══ Input ══

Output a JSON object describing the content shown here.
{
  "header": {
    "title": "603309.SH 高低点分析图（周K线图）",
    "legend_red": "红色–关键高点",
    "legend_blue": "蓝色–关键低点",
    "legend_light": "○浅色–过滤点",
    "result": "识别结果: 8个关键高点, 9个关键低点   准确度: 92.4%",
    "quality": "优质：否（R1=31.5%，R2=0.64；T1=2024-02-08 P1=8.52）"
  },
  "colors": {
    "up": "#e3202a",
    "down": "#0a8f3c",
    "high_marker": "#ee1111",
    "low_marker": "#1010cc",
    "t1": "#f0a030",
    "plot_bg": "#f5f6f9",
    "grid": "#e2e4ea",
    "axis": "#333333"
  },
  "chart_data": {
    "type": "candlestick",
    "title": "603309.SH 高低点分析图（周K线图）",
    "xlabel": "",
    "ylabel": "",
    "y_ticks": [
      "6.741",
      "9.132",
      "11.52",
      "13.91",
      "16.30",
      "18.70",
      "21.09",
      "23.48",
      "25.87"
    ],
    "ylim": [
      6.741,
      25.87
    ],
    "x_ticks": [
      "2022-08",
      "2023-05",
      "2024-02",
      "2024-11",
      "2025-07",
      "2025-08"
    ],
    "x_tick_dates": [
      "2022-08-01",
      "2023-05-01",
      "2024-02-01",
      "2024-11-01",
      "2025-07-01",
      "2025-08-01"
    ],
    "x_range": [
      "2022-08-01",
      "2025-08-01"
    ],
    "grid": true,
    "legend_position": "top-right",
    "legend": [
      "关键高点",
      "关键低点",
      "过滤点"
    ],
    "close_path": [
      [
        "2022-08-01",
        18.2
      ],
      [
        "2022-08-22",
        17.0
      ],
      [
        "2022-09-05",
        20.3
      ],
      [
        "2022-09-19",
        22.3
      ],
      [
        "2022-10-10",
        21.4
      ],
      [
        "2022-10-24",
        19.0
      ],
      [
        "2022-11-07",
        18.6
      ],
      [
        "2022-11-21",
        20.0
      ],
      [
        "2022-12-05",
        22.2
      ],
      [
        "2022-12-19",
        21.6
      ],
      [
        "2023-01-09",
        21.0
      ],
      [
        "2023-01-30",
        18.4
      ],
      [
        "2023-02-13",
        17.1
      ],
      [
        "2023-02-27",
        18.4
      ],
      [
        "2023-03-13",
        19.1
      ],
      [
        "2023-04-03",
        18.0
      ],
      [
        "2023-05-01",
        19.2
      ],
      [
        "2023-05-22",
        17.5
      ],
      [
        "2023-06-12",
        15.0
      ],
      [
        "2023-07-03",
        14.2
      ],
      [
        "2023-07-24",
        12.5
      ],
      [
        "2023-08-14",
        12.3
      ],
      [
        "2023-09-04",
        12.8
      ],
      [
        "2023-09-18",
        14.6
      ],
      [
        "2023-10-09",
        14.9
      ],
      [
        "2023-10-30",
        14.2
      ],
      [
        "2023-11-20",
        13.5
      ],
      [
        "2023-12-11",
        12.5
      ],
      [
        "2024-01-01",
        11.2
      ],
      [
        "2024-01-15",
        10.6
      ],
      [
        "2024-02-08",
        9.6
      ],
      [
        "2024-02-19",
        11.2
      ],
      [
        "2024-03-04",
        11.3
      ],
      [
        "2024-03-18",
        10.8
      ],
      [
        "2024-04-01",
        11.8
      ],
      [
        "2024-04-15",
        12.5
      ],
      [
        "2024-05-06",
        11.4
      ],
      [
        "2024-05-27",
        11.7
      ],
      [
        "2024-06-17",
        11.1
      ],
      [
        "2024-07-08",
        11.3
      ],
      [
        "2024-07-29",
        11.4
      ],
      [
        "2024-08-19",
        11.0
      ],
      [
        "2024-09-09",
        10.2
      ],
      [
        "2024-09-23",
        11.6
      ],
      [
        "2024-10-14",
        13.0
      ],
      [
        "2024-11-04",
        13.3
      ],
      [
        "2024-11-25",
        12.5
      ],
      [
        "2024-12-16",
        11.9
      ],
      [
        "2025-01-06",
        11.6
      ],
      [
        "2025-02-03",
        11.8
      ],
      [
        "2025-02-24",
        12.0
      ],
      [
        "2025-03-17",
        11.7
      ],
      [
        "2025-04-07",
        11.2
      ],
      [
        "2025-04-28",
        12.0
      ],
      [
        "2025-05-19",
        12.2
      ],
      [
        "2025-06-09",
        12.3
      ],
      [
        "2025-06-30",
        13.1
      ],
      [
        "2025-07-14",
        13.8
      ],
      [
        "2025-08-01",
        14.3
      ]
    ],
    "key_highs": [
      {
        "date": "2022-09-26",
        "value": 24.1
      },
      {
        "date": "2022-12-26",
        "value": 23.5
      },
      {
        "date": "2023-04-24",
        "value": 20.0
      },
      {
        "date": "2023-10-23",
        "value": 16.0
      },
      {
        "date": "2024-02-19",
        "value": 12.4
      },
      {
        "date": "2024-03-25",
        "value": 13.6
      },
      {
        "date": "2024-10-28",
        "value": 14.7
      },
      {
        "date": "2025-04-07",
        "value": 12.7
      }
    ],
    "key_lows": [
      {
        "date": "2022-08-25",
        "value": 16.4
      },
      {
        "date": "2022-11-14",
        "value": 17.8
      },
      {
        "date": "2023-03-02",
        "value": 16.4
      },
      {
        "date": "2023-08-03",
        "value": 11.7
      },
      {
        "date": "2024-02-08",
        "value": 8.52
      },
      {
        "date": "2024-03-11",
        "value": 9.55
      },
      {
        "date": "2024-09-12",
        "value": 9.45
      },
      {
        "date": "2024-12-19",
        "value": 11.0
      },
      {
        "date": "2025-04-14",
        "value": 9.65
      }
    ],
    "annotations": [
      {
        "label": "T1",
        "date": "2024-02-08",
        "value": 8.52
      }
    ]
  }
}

═══

**Your goal:** Can you restate every record above word for word?

**Solution for this problem:**
Output a JSON object describing the content shown here.
{
  "header": {
    "title": "603309.SH 高低点分析图（周K线图）",
    "legend_red": "红色–关键高点",
    "legend_blue": "蓝色–关键低点",
    "legend_light": "○浅色–过滤点",
    "result": "识别结果: 8个关键高点, 9个关键低点   准确度: 92.4%",
    "quality": "优质：否（R1=31.5%，R2=0.64；T1=2024-02-08 P1=8.52）"
  },
  "colors": {
    "up": "#e3202a",
    "down": "#0a8f3c",
    "high_marker": "#ee1111",
    "low_marker": "#1010cc",
    "t1": "#f0a030",
    "plot_bg": "#f5f6f9",
    "grid": "#e2e4ea",
    "axis": "#333333"
  },
  "chart_data": {
    "type": "candlestick",
    "title": "603309.SH 高低点分析图（周K线图）",
    "xlabel": "",
    "ylabel": "",
    "y_ticks": [
      "6.741",
      "9.132",
      "11.52",
      "13.91",
      "16.30",
      "18.70",
      "21.09",
      "23.48",
      "25.87"
    ],
    "ylim": [
      6.741,
      25.87
    ],
    "x_ticks": [
      "2022-08",
      "2023-05",
      "2024-02",
      "2024-11",
      "2025-07",
      "2025-08"
    ],
    "x_tick_dates": [
      "2022-08-01",
      "2023-05-01",
      "2024-02-01",
      "2024-11-01",
      "2025-07-01",
      "2025-08-01"
    ],
    "x_range": [
      "2022-08-01",
      "2025-08-01"
    ],
    "grid": true,
    "legend_position": "top-right",
    "legend": [
      "关键高点",
      "关键低点",
      "过滤点"
    ],
    "close_path": [
      [
        "2022-08-01",
        18.2
      ],
      [
        "2022-08-22",
        17.0
      ],
      [
        "2022-09-05",
        20.3
      ],
      [
        "2022-09-19",
        22.3
      ],
      [
        "2022-10-10",
        21.4
      ],
      [
        "2022-10-24",
        19.0
      ],
      [
        "2022-11-07",
        18.6
      ],
      [
        "2022-11-21",
        20.0
      ],
      [
        "2022-12-05",
        22.2
      ],
      [
        "2022-12-19",
        21.6
      ],
      [
        "2023-01-09",
        21.0
      ],
      [
        "2023-01-30",
        18.4
      ],
      [
        "2023-02-13",
        17.1
      ],
      [
        "2023-02-27",
        18.4
      ],
      [
        "2023-03-13",
        19.1
      ],
      [
        "2023-04-03",
        18.0
      ],
      [
        "2023-05-01",
        19.2
      ],
      [
        "2023-05-22",
        17.5
      ],
      [
        "2023-06-12",
        15.0
      ],
      [
        "2023-07-03",
        14.2
      ],
      [
        "2023-07-24",
        12.5
      ],
      [
        "2023-08-14",
        12.3
      ],
      [
        "2023-09-04",
        12.8
      ],
      [
        "2023-09-18",
        14.6
      ],
      [
        "2023-10-09",
        14.9
      ],
      [
        "2023-10-30",
        14.2
      ],
      [
        "2023-11-20",
        13.5
      ],
      [
        "2023-12-11",
        12.5
      ],
      [
        "2024-01-01",
        11.2
      ],
      [
        "2024-01-15",
        10.6
      ],
      [
        "2024-02-08",
        9.6
      ],
      [
        "2024-02-19",
        11.2
      ],
      [
        "2024-03-04",
        11.3
      ],
      [
        "2024-03-18",
        10.8
      ],
      [
        "2024-04-01",
        11.8
      ],
      [
        "2024-04-15",
        12.5
      ],
      [
        "2024-05-06",
        11.4
      ],
      [
        "2024-05-27",
        11.7
      ],
      [
        "2024-06-17",
        11.1
      ],
      [
        "2024-07-08",
        11.3
      ],
      [
        "2024-07-29",
        11.4
      ],
      [
        "2024-08-19",
        11.0
      ],
      [
        "2024-09-09",
        10.2
      ],
      [
        "2024-09-23",
        11.6
      ],
      [
        "2024-10-14",
        13.0
      ],
      [
        "2024-11-04",
        13.3
      ],
      [
        "2024-11-25",
        12.5
      ],
      [
        "2024-12-16",
        11.9
      ],
      [
        "2025-01-06",
        11.6
      ],
      [
        "2025-02-03",
        11.8
      ],
      [
        "2025-02-24",
        12.0
      ],
      [
        "2025-03-17",
        11.7
      ],
      [
        "2025-04-07",
        11.2
      ],
      [
        "2025-04-28",
        12.0
      ],
      [
        "2025-05-19",
        12.2
      ],
      [
        "2025-06-09",
        12.3
      ],
      [
        "2025-06-30",
        13.1
      ],
      [
        "2025-07-14",
        13.8
      ],
      [
        "2025-08-01",
        14.3
      ]
    ],
    "key_highs": [
      {
        "date": "2022-09-26",
        "value": 24.1
      },
      {
        "date": "2022-12-26",
        "value": 23.5
      },
      {
        "date": "2023-04-24",
        "value": 20.0
      },
      {
        "date": "2023-10-23",
        "value": 16.0
      },
      {
        "date": "2024-02-19",
        "value": 12.4
      },
      {
        "date": "2024-03-25",
        "value": 13.6
      },
      {
        "date": "2024-10-28",
        "value": 14.7
      },
      {
        "date": "2025-04-07",
        "value": 12.7
      }
    ],
    "key_lows": [
      {
        "date": "2022-08-25",
        "value": 16.4
      },
      {
        "date": "2022-11-14",
        "value": 17.8
      },
      {
        "date": "2023-03-02",
        "value": 16.4
      },
      {
        "date": "2023-08-03",
        "value": 11.7
      },
      {
        "date": "2024-02-08",
        "value": 8.52
      },
      {
        "date": "2024-03-11",
        "value": 9.55
      },
      {
        "date": "2024-09-12",
        "value": 9.45
      },
      {
        "date": "2024-12-19",
        "value": 11.0
      },
      {
        "date": "2025-04-14",
        "value": 9.65
      }
    ],
    "annotations": [
      {
        "label": "T1",
        "date": "2024-02-08",
        "value": 8.52
      }
    ]
  }
}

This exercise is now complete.